>> START
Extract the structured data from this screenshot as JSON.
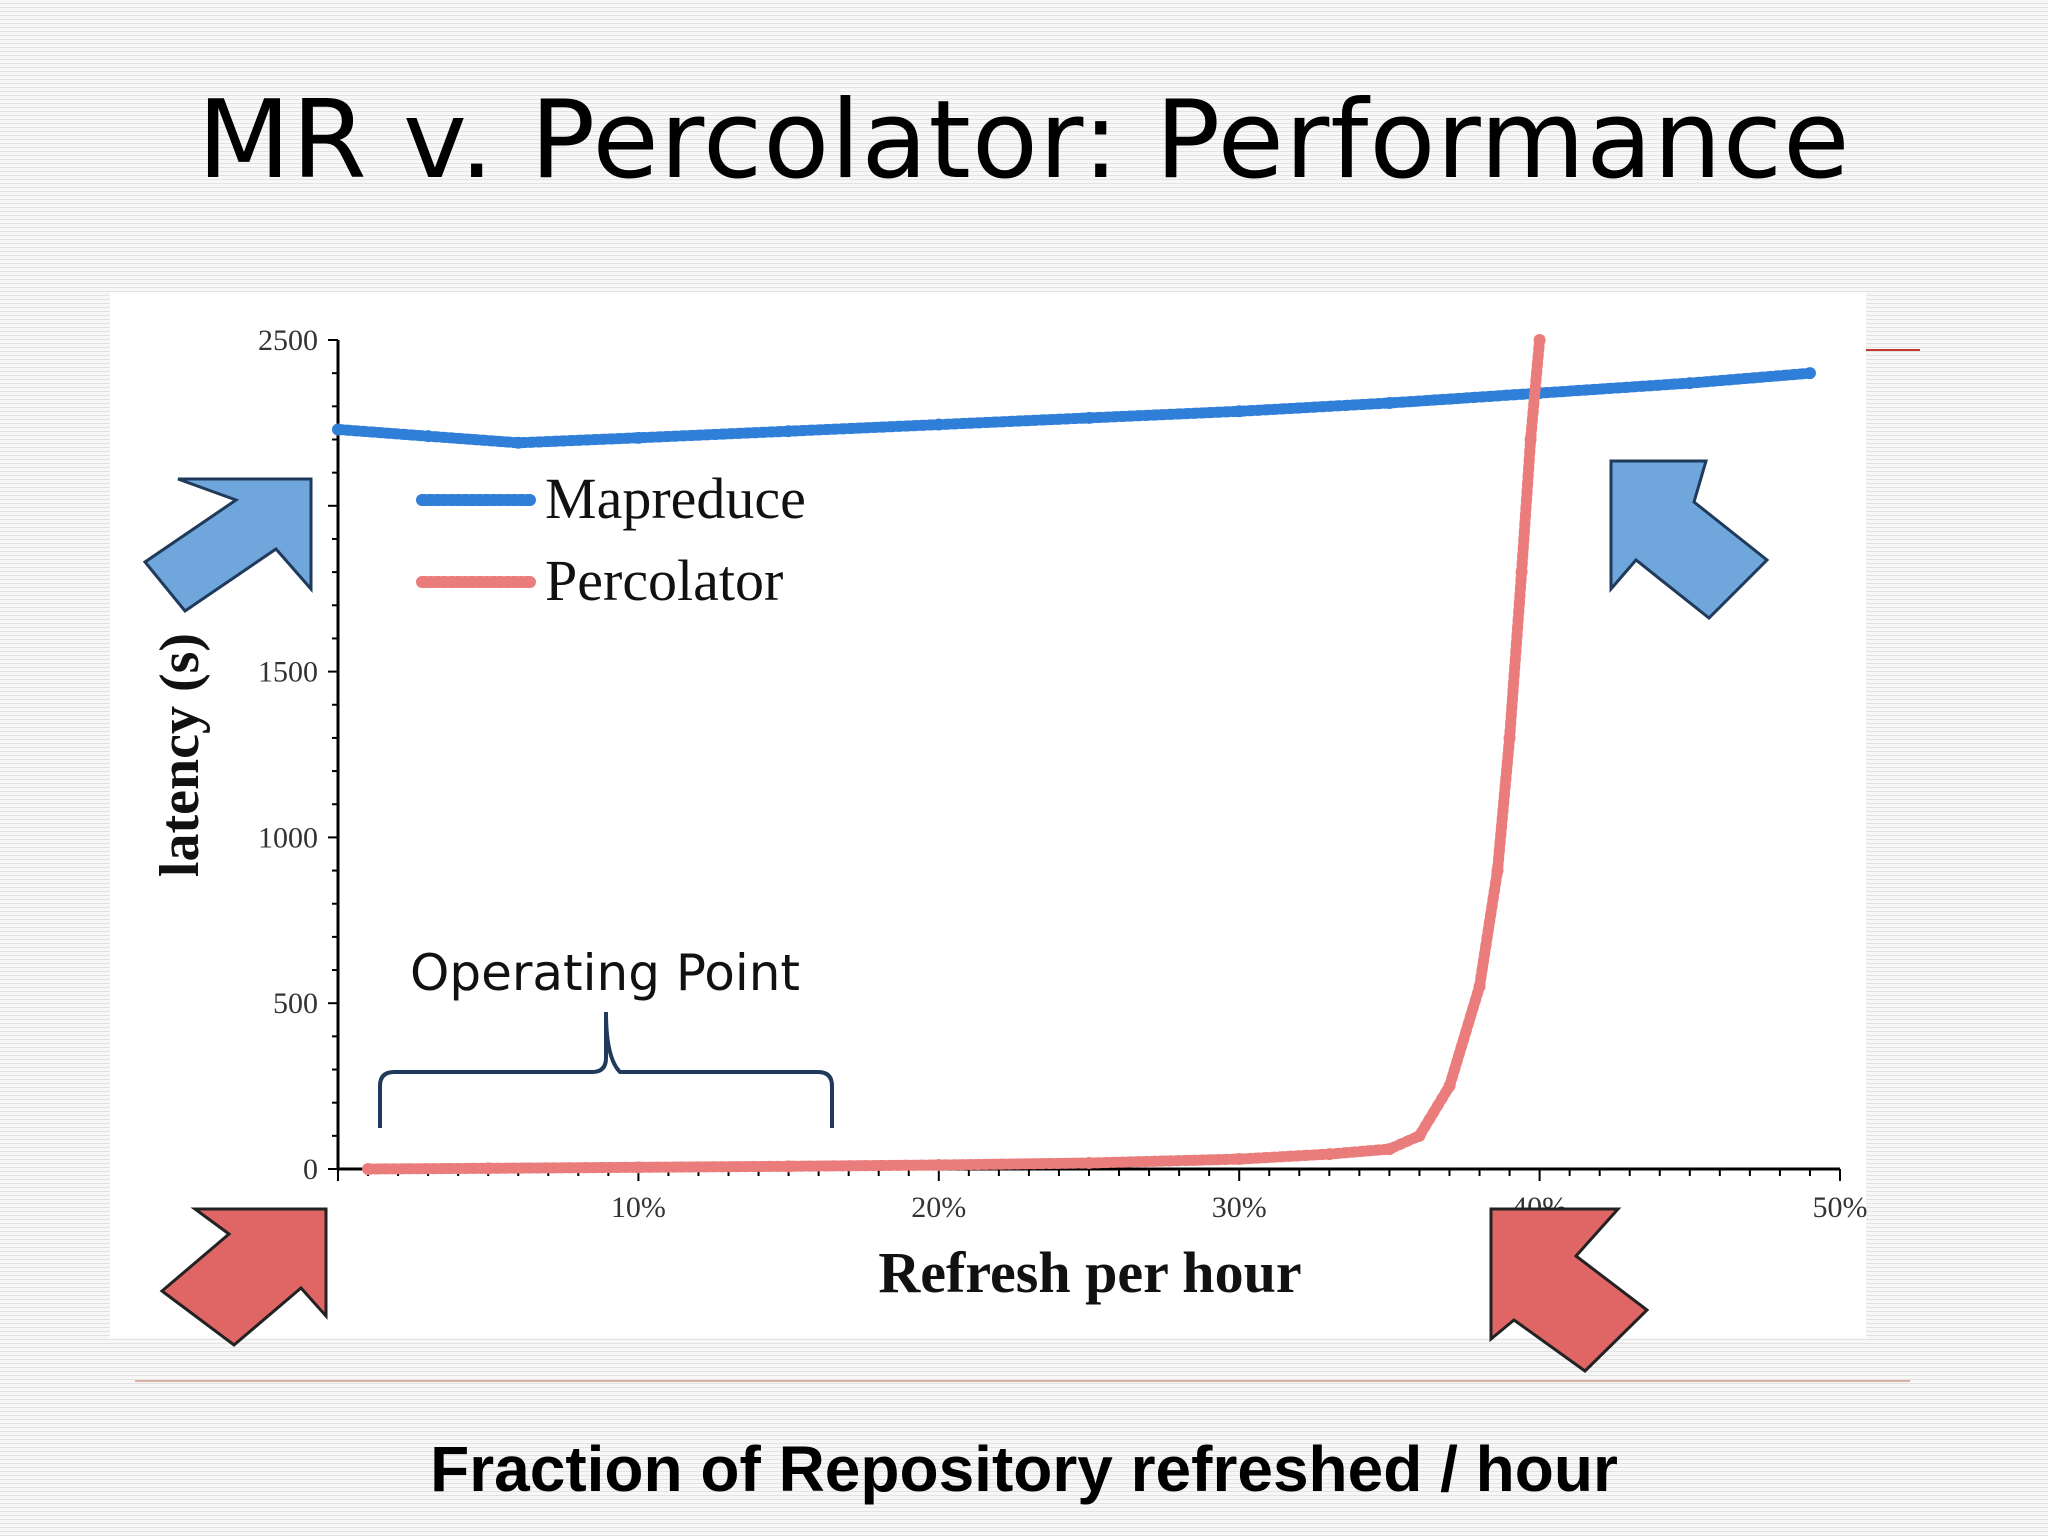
{
  "slide": {
    "title": "MR v. Percolator: Performance",
    "caption": "Fraction of Repository refreshed / hour",
    "annotation": "Operating Point"
  },
  "colors": {
    "mapreduce": "#2f7fd8",
    "percolator": "#eb7c7c",
    "arrow_blue": "#6fa6dc",
    "arrow_red": "#e06666",
    "brace": "#1f3a5a"
  },
  "chart_data": {
    "type": "line",
    "xlabel": "Refresh per hour",
    "ylabel": "latency (s)",
    "xlim": [
      0,
      50
    ],
    "ylim": [
      0,
      2500
    ],
    "x_ticks": [
      {
        "value": 10,
        "label": "10%"
      },
      {
        "value": 20,
        "label": "20%"
      },
      {
        "value": 30,
        "label": "30%"
      },
      {
        "value": 40,
        "label": "40%"
      },
      {
        "value": 50,
        "label": "50%"
      }
    ],
    "y_ticks": [
      {
        "value": 0,
        "label": "0"
      },
      {
        "value": 500,
        "label": "500"
      },
      {
        "value": 1000,
        "label": "1000"
      },
      {
        "value": 1500,
        "label": "1500"
      },
      {
        "value": 2500,
        "label": "2500"
      }
    ],
    "legend_position": "top-left",
    "series": [
      {
        "name": "Mapreduce",
        "x": [
          0,
          3,
          6,
          10,
          15,
          20,
          25,
          30,
          35,
          40,
          45,
          49
        ],
        "y": [
          2230,
          2210,
          2190,
          2205,
          2225,
          2245,
          2265,
          2285,
          2310,
          2340,
          2370,
          2400
        ]
      },
      {
        "name": "Percolator",
        "x": [
          1,
          5,
          10,
          15,
          20,
          25,
          30,
          33,
          35,
          36,
          37,
          38,
          38.6,
          39,
          39.4,
          39.7,
          40
        ],
        "y": [
          0,
          2,
          5,
          8,
          12,
          18,
          30,
          45,
          60,
          100,
          250,
          550,
          900,
          1300,
          1800,
          2200,
          2500
        ]
      }
    ]
  }
}
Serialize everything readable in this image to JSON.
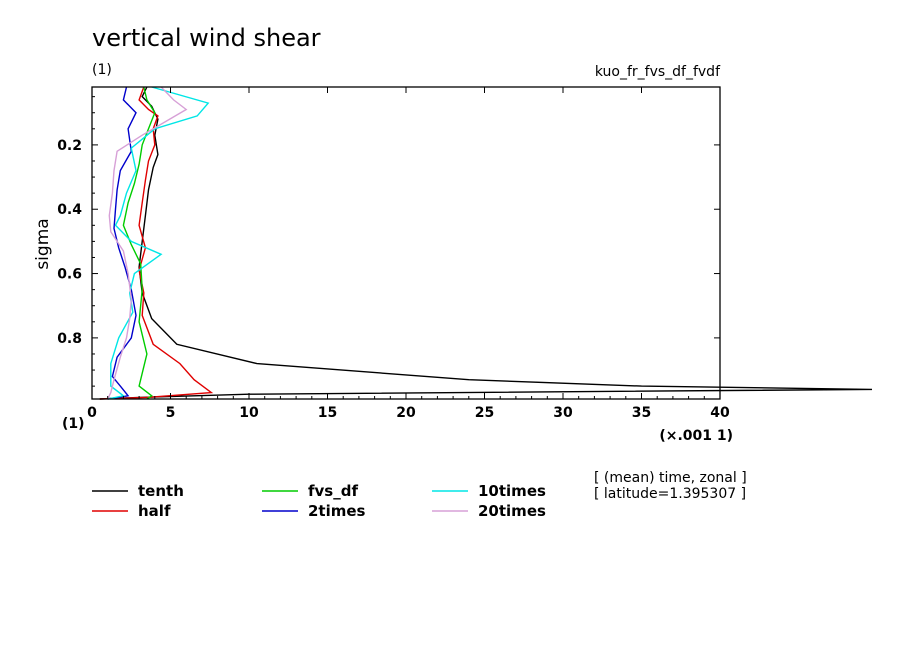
{
  "chart_data": {
    "type": "line",
    "title": "vertical wind shear",
    "subtitle_left": "(1)",
    "subtitle_right": "kuo_fr_fvs_df_fvdf",
    "xlabel": "",
    "x_unit_left": "(1)",
    "x_unit_right": "(×.001 1)",
    "ylabel": "sigma",
    "xlim": [
      0,
      40
    ],
    "ylim": [
      0.99,
      0.02
    ],
    "x_ticks": [
      "0",
      "5",
      "10",
      "15",
      "20",
      "25",
      "30",
      "35",
      "40"
    ],
    "y_ticks": [
      "0.2",
      "0.4",
      "0.6",
      "0.8"
    ],
    "info_lines": [
      "[ (mean) time, zonal ]",
      "[ latitude=1.395307 ]"
    ],
    "legend_placement": "bottom",
    "series": [
      {
        "name": "tenth",
        "color": "#000000",
        "points": [
          [
            3.5,
            0.02
          ],
          [
            3.2,
            0.05
          ],
          [
            3.8,
            0.08
          ],
          [
            4.2,
            0.12
          ],
          [
            4.0,
            0.17
          ],
          [
            4.2,
            0.23
          ],
          [
            3.9,
            0.27
          ],
          [
            3.6,
            0.34
          ],
          [
            3.4,
            0.42
          ],
          [
            3.2,
            0.5
          ],
          [
            3.0,
            0.58
          ],
          [
            3.2,
            0.66
          ],
          [
            3.8,
            0.74
          ],
          [
            5.4,
            0.82
          ],
          [
            10.5,
            0.88
          ],
          [
            24,
            0.93
          ],
          [
            35,
            0.95
          ],
          [
            50,
            0.96
          ],
          [
            10,
            0.975
          ],
          [
            3,
            0.985
          ],
          [
            0.5,
            0.99
          ]
        ]
      },
      {
        "name": "half",
        "color": "#e00000",
        "points": [
          [
            3.3,
            0.02
          ],
          [
            3.0,
            0.06
          ],
          [
            3.6,
            0.09
          ],
          [
            4.2,
            0.11
          ],
          [
            3.9,
            0.15
          ],
          [
            4.0,
            0.2
          ],
          [
            3.6,
            0.25
          ],
          [
            3.4,
            0.31
          ],
          [
            3.2,
            0.38
          ],
          [
            3.0,
            0.45
          ],
          [
            3.4,
            0.52
          ],
          [
            3.0,
            0.59
          ],
          [
            3.3,
            0.66
          ],
          [
            3.2,
            0.73
          ],
          [
            3.9,
            0.82
          ],
          [
            5.6,
            0.88
          ],
          [
            6.5,
            0.93
          ],
          [
            7.6,
            0.97
          ],
          [
            3.5,
            0.985
          ],
          [
            0.5,
            0.99
          ]
        ]
      },
      {
        "name": "fvs_df",
        "color": "#00cc00",
        "points": [
          [
            3.3,
            0.02
          ],
          [
            3.5,
            0.06
          ],
          [
            4.0,
            0.1
          ],
          [
            3.6,
            0.15
          ],
          [
            3.2,
            0.2
          ],
          [
            3.0,
            0.26
          ],
          [
            2.7,
            0.32
          ],
          [
            2.3,
            0.38
          ],
          [
            2.0,
            0.45
          ],
          [
            2.5,
            0.51
          ],
          [
            3.1,
            0.57
          ],
          [
            3.2,
            0.65
          ],
          [
            3.0,
            0.75
          ],
          [
            3.5,
            0.85
          ],
          [
            3.2,
            0.91
          ],
          [
            3.0,
            0.95
          ],
          [
            3.8,
            0.98
          ],
          [
            3.5,
            0.99
          ]
        ]
      },
      {
        "name": "2times",
        "color": "#0000cc",
        "points": [
          [
            2.2,
            0.02
          ],
          [
            2.0,
            0.06
          ],
          [
            2.8,
            0.1
          ],
          [
            2.3,
            0.15
          ],
          [
            2.5,
            0.22
          ],
          [
            1.8,
            0.28
          ],
          [
            1.6,
            0.34
          ],
          [
            1.5,
            0.4
          ],
          [
            1.4,
            0.46
          ],
          [
            1.7,
            0.52
          ],
          [
            2.1,
            0.58
          ],
          [
            2.5,
            0.65
          ],
          [
            2.8,
            0.73
          ],
          [
            2.5,
            0.8
          ],
          [
            1.6,
            0.86
          ],
          [
            1.3,
            0.92
          ],
          [
            1.8,
            0.95
          ],
          [
            2.3,
            0.98
          ],
          [
            1.0,
            0.99
          ]
        ]
      },
      {
        "name": "10times",
        "color": "#00e6e6",
        "points": [
          [
            3.8,
            0.02
          ],
          [
            7.4,
            0.07
          ],
          [
            6.7,
            0.11
          ],
          [
            4.0,
            0.15
          ],
          [
            2.5,
            0.21
          ],
          [
            2.8,
            0.28
          ],
          [
            2.2,
            0.35
          ],
          [
            1.8,
            0.42
          ],
          [
            1.5,
            0.45
          ],
          [
            2.5,
            0.5
          ],
          [
            4.4,
            0.54
          ],
          [
            2.7,
            0.6
          ],
          [
            2.4,
            0.66
          ],
          [
            2.6,
            0.72
          ],
          [
            1.7,
            0.8
          ],
          [
            1.2,
            0.88
          ],
          [
            1.2,
            0.95
          ],
          [
            2.0,
            0.98
          ],
          [
            1.0,
            0.99
          ]
        ]
      },
      {
        "name": "20times",
        "color": "#d7a0d7",
        "points": [
          [
            4.4,
            0.02
          ],
          [
            5.2,
            0.06
          ],
          [
            6.0,
            0.09
          ],
          [
            4.6,
            0.13
          ],
          [
            3.2,
            0.17
          ],
          [
            1.6,
            0.22
          ],
          [
            1.4,
            0.28
          ],
          [
            1.3,
            0.35
          ],
          [
            1.1,
            0.42
          ],
          [
            1.2,
            0.47
          ],
          [
            2.0,
            0.53
          ],
          [
            2.3,
            0.6
          ],
          [
            2.5,
            0.68
          ],
          [
            2.4,
            0.74
          ],
          [
            2.2,
            0.8
          ],
          [
            1.8,
            0.86
          ],
          [
            1.4,
            0.93
          ],
          [
            1.2,
            0.97
          ],
          [
            1.0,
            0.99
          ]
        ]
      }
    ]
  }
}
>> END
◆ Set exercise: Your answer should be a single number: the count of lines in the data that include the word "JSON".

◆ Reply: 2